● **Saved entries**

________________

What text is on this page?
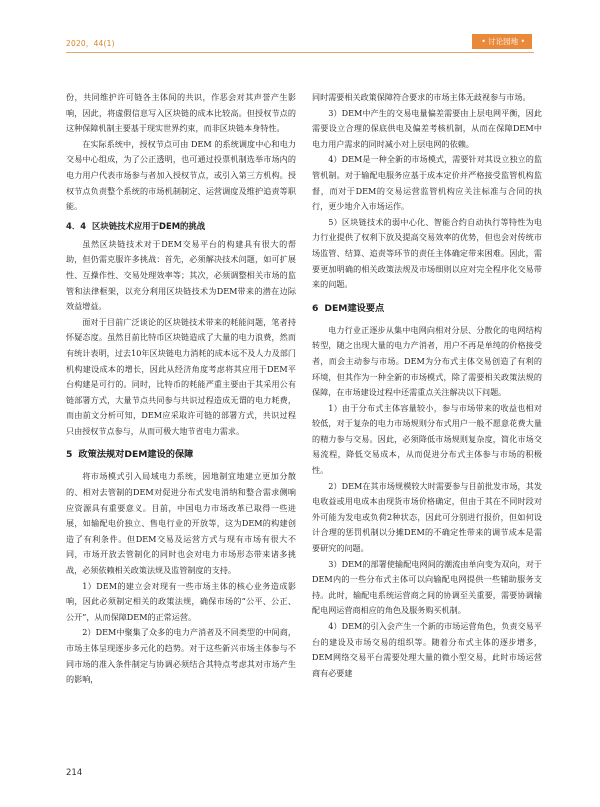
2020，44(1)	• 讨论园地 •

份，共同维护许可链各主体间的共识，作恶会对其声誉产生影响，因此，将虚假信息写入区块链的成本比较高。但授权节点的这种保障机制主要基于现实世界约束，而非区块链本身特性。

在实际系统中，授权节点可由 DEM 的系统调度中心和电力交易中心组成，为了公正透明，也可通过投票机制选举市场内的电力用户代表市场参与者加入授权节点，或引入第三方机构。授权节点负责整个系统的市场机制制定、运营调度及维护追责等职能。

4．4 区块链技术应用于DEM的挑战

虽然区块链技术对于DEM交易平台的构建具有很大的帮助，但仍需克服许多挑战：首先，必须解决技术问题，如可扩展性、互操作性、交易处理效率等；其次，必须调整相关市场的监管和法律框架，以充分利用区块链技术为DEM带来的潜在边际效益增益。

面对于目前广泛谈论的区块链技术带来的耗能问题，笔者持怀疑态度。虽然目前比特币区块链造成了大量的电力浪费，然而有统计表明，过去10年区块链电力消耗的成本远不及人力及部门机构建设成本的增长，因此从经济角度考虑将其应用于DEM平台构建是可行的。同时，比特币的耗能严重主要由于其采用公有链部署方式，大量节点共同参与共识过程造成无谓的电力耗费，而由前文分析可知，DEM应采取许可链的部署方式，共识过程只由授权节点参与，从而可极大地节省电力需求。

5 政策法规对DEM建设的保障

将市场模式引入局域电力系统，因地制宜地建立更加分散的、相对去管制的DEM对促进分布式发电消纳和整合需求侧响应资源具有重要意义。目前，中国电力市场改革已取得一些进展，如输配电价独立、售电行业的开放等，这为DEM的构建创造了有利条件。但DEM交易及运营方式与现有市场有很大不同，市场开放去管制化的同时也会对电力市场形态带来诸多挑战，必须依赖相关政策法规及监管制度的支持。

1）DEM的建立会对现有一些市场主体的核心业务造成影响，因此必须制定相关的政策法规，确保市场的“公平、公正、公开”，从而保障DEM的正常运营。

2）DEM中聚集了众多的电力产消者及不同类型的中间商，市场主体呈现逐步多元化的趋势。对于这些新兴市场主体参与不同市场的准入条件制定与协调必须结合其特点考虑其对市场产生的影响，

同时需要相关政策保障符合要求的市场主体无歧视参与市场。

3）DEM中产生的交易电量偏差需要由上层电网平衡，因此需要设立合理的保底供电及偏差考核机制，从而在保障DEM中电力用户需求的同时减小对上层电网的依赖。

4）DEM是一种全新的市场模式，需要针对其设立独立的监管机制。对于输配电服务应基于成本定价并严格接受监管机构监督，而对于DEM的交易运营监管机构应关注标准与合同的执行，更少地介入市场运作。

5）区块链技术的弱中心化、智能合约自动执行等特性为电力行业提供了权利下放及提高交易效率的优势，但也会对传统市场监管、结算、追责等环节的责任主体确定带来困难。因此，需要更加明确的相关政策法规及市场细则以应对完全程序化交易带来的问题。

6 DEM建设要点

电力行业正逐步从集中电网向相对分层、分散化的电网结构转型，随之出现大量的电力产消者，用户不再是单纯的价格接受者，而会主动参与市场。DEM为分布式主体交易创造了有利的环境，但其作为一种全新的市场模式，除了需要相关政策法规的保障，在市场建设过程中还需重点关注解决以下问题。

1）由于分布式主体容量较小，参与市场带来的收益也相对较低，对于复杂的电力市场规则分布式用户一般不愿意花费大量的精力参与交易。因此，必须降低市场规则复杂度，简化市场交易流程，降低交易成本，从而促进分布式主体参与市场的积极性。

2）DEM在其市场规模较大时需要参与目前批发市场，其发电收益或用电成本由现货市场价格确定，但由于其在不同时段对外可能为发电或负荷2种状态，因此可分别进行报价，但如何设计合理的惩罚机制以分摊DEM的不确定性带来的调节成本是需要研究的问题。

3）DEM的部署使输配电网间的潮流由单向变为双向，对于DEM内的一些分布式主体可以向输配电网提供一些辅助服务支持。此时，输配电系统运营商之间的协调至关重要，需要协调输配电网运营商相应的角色及服务购买机制。

4）DEM的引入会产生一个新的市场运营角色，负责交易平台的建设及市场交易的组织等。随着分布式主体的逐步增多，DEM网络交易平台需要处理大量的微小型交易，此时市场运营商有必要建

214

________________

● **Given exercise**
Except for the pictures, give all the material above again verbatim.

● **Solution for this exercise**
What text is on this page?
2020，44(1)	• 讨论园地 •

份，共同维护许可链各主体间的共识，作恶会对其声誉产生影响，因此，将虚假信息写入区块链的成本比较高。但授权节点的这种保障机制主要基于现实世界约束，而非区块链本身特性。

在实际系统中，授权节点可由 DEM 的系统调度中心和电力交易中心组成，为了公正透明，也可通过投票机制选举市场内的电力用户代表市场参与者加入授权节点，或引入第三方机构。授权节点负责整个系统的市场机制制定、运营调度及维护追责等职能。

4．4 区块链技术应用于DEM的挑战

虽然区块链技术对于DEM交易平台的构建具有很大的帮助，但仍需克服许多挑战：首先，必须解决技术问题，如可扩展性、互操作性、交易处理效率等；其次，必须调整相关市场的监管和法律框架，以充分利用区块链技术为DEM带来的潜在边际效益增益。

面对于目前广泛谈论的区块链技术带来的耗能问题，笔者持怀疑态度。虽然目前比特币区块链造成了大量的电力浪费，然而有统计表明，过去10年区块链电力消耗的成本远不及人力及部门机构建设成本的增长，因此从经济角度考虑将其应用于DEM平台构建是可行的。同时，比特币的耗能严重主要由于其采用公有链部署方式，大量节点共同参与共识过程造成无谓的电力耗费，而由前文分析可知，DEM应采取许可链的部署方式，共识过程只由授权节点参与，从而可极大地节省电力需求。

5 政策法规对DEM建设的保障

将市场模式引入局域电力系统，因地制宜地建立更加分散的、相对去管制的DEM对促进分布式发电消纳和整合需求侧响应资源具有重要意义。目前，中国电力市场改革已取得一些进展，如输配电价独立、售电行业的开放等，这为DEM的构建创造了有利条件。但DEM交易及运营方式与现有市场有很大不同，市场开放去管制化的同时也会对电力市场形态带来诸多挑战，必须依赖相关政策法规及监管制度的支持。

1）DEM的建立会对现有一些市场主体的核心业务造成影响，因此必须制定相关的政策法规，确保市场的“公平、公正、公开”，从而保障DEM的正常运营。

2）DEM中聚集了众多的电力产消者及不同类型的中间商，市场主体呈现逐步多元化的趋势。对于这些新兴市场主体参与不同市场的准入条件制定与协调必须结合其特点考虑其对市场产生的影响，

同时需要相关政策保障符合要求的市场主体无歧视参与市场。

3）DEM中产生的交易电量偏差需要由上层电网平衡，因此需要设立合理的保底供电及偏差考核机制，从而在保障DEM中电力用户需求的同时减小对上层电网的依赖。

4）DEM是一种全新的市场模式，需要针对其设立独立的监管机制。对于输配电服务应基于成本定价并严格接受监管机构监督，而对于DEM的交易运营监管机构应关注标准与合同的执行，更少地介入市场运作。

5）区块链技术的弱中心化、智能合约自动执行等特性为电力行业提供了权利下放及提高交易效率的优势，但也会对传统市场监管、结算、追责等环节的责任主体确定带来困难。因此，需要更加明确的相关政策法规及市场细则以应对完全程序化交易带来的问题。

6 DEM建设要点

电力行业正逐步从集中电网向相对分层、分散化的电网结构转型，随之出现大量的电力产消者，用户不再是单纯的价格接受者，而会主动参与市场。DEM为分布式主体交易创造了有利的环境，但其作为一种全新的市场模式，除了需要相关政策法规的保障，在市场建设过程中还需重点关注解决以下问题。

1）由于分布式主体容量较小，参与市场带来的收益也相对较低，对于复杂的电力市场规则分布式用户一般不愿意花费大量的精力参与交易。因此，必须降低市场规则复杂度，简化市场交易流程，降低交易成本，从而促进分布式主体参与市场的积极性。

2）DEM在其市场规模较大时需要参与目前批发市场，其发电收益或用电成本由现货市场价格确定，但由于其在不同时段对外可能为发电或负荷2种状态，因此可分别进行报价，但如何设计合理的惩罚机制以分摊DEM的不确定性带来的调节成本是需要研究的问题。

3）DEM的部署使输配电网间的潮流由单向变为双向，对于DEM内的一些分布式主体可以向输配电网提供一些辅助服务支持。此时，输配电系统运营商之间的协调至关重要，需要协调输配电网运营商相应的角色及服务购买机制。

4）DEM的引入会产生一个新的市场运营角色，负责交易平台的建设及市场交易的组织等。随着分布式主体的逐步增多，DEM网络交易平台需要处理大量的微小型交易，此时市场运营商有必要建

214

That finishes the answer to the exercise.